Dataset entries
START

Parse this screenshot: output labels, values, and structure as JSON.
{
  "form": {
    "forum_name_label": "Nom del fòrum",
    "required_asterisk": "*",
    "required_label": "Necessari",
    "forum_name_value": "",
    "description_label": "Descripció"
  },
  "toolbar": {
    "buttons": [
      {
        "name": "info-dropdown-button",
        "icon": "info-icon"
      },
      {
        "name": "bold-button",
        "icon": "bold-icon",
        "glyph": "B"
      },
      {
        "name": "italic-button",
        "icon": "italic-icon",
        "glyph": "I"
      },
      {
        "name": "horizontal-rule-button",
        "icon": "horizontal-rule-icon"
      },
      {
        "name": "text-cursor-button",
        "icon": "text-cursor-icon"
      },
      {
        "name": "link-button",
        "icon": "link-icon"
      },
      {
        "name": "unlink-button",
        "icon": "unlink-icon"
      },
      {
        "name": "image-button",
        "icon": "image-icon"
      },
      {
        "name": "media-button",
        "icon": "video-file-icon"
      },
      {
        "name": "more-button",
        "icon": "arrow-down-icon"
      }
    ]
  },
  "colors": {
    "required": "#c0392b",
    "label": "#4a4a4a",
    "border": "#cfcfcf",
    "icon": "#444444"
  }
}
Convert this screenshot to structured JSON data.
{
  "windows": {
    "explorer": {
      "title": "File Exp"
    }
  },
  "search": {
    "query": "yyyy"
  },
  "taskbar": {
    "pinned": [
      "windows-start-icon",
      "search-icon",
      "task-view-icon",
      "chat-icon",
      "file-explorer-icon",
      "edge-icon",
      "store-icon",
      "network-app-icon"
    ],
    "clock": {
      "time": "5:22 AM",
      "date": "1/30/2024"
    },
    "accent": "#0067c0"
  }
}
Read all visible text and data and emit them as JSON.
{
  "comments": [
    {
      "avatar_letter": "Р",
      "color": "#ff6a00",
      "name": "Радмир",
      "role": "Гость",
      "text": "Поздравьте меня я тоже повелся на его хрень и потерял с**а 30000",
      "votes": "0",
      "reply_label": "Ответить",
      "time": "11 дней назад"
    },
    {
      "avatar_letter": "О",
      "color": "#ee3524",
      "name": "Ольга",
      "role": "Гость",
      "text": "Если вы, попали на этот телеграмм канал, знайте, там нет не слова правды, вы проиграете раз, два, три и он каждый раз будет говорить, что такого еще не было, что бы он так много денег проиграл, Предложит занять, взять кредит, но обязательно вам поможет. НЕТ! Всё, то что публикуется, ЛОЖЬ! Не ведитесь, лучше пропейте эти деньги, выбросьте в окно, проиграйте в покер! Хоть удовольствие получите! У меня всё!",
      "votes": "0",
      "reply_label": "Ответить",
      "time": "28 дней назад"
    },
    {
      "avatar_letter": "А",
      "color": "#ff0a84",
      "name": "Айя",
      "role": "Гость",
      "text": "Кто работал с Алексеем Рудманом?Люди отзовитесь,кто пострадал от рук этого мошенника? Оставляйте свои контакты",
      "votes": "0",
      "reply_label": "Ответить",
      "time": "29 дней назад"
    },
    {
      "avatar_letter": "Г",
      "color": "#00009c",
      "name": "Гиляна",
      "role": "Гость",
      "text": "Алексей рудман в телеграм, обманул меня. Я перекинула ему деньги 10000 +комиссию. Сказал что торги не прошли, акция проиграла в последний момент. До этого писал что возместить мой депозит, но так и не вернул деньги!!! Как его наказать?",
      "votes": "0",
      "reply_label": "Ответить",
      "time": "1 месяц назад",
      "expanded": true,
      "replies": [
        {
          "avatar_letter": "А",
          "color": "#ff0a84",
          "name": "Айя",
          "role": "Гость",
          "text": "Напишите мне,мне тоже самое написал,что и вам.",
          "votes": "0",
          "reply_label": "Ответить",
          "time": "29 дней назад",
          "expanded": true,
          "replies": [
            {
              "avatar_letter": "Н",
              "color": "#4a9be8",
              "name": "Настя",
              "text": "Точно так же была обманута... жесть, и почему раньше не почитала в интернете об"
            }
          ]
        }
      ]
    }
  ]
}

END

Your instructions: Count how many lines of the listing above include "дней" and report that number alone.

Solution for this task: 4